WHAT THE EXERCISE ASKS:
Keep every line where the word "Local" appears; drop the rest.

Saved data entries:
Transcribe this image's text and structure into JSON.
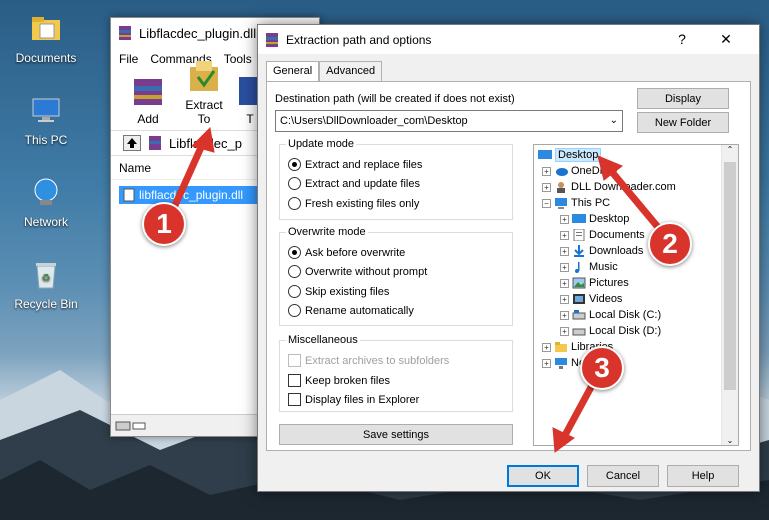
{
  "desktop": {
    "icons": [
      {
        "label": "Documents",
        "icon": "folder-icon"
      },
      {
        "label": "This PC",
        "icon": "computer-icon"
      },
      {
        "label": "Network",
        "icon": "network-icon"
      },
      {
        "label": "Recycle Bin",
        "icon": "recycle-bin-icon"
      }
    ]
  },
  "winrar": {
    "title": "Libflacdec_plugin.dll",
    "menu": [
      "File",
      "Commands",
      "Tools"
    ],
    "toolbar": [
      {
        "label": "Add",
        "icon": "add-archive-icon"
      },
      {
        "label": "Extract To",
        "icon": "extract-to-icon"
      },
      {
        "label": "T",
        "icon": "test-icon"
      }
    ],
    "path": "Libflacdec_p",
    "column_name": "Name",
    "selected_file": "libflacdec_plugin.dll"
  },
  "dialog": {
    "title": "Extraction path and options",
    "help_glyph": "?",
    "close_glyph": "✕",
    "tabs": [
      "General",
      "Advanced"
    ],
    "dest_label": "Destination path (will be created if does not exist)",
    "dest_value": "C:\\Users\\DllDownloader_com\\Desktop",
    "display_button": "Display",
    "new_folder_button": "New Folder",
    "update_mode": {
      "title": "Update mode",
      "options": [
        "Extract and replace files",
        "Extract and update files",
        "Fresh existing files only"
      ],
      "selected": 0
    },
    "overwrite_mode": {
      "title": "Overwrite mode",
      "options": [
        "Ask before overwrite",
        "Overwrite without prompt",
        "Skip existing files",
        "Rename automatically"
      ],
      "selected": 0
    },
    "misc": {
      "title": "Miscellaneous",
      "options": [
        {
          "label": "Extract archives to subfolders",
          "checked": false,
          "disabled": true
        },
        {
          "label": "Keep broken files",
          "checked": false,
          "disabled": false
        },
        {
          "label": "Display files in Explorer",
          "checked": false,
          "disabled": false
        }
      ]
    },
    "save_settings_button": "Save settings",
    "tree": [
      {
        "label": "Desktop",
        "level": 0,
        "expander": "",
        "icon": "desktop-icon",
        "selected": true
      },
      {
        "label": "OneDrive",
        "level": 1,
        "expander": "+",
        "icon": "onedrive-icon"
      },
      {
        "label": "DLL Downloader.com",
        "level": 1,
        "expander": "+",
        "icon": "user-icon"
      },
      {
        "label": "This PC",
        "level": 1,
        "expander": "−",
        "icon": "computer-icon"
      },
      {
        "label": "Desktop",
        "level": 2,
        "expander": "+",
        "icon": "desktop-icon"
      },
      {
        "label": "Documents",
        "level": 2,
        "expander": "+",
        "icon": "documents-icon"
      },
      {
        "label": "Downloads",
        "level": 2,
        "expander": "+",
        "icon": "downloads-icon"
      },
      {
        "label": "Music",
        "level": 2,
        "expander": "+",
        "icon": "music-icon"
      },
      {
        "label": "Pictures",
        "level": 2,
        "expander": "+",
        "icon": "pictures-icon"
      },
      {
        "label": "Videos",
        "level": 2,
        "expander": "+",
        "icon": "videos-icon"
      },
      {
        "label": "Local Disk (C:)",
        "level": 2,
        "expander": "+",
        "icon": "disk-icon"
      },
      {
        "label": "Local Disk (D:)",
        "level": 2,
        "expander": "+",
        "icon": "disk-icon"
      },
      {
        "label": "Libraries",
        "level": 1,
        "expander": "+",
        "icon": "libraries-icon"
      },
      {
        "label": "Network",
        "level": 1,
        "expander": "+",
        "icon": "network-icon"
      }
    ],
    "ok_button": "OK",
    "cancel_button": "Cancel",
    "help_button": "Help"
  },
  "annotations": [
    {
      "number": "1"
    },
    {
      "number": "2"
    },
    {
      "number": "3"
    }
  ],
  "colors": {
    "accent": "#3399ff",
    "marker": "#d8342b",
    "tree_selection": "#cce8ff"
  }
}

EXERCISE RESULT:
        "label": "Local Disk (C:)",
        "label": "Local Disk (D:)",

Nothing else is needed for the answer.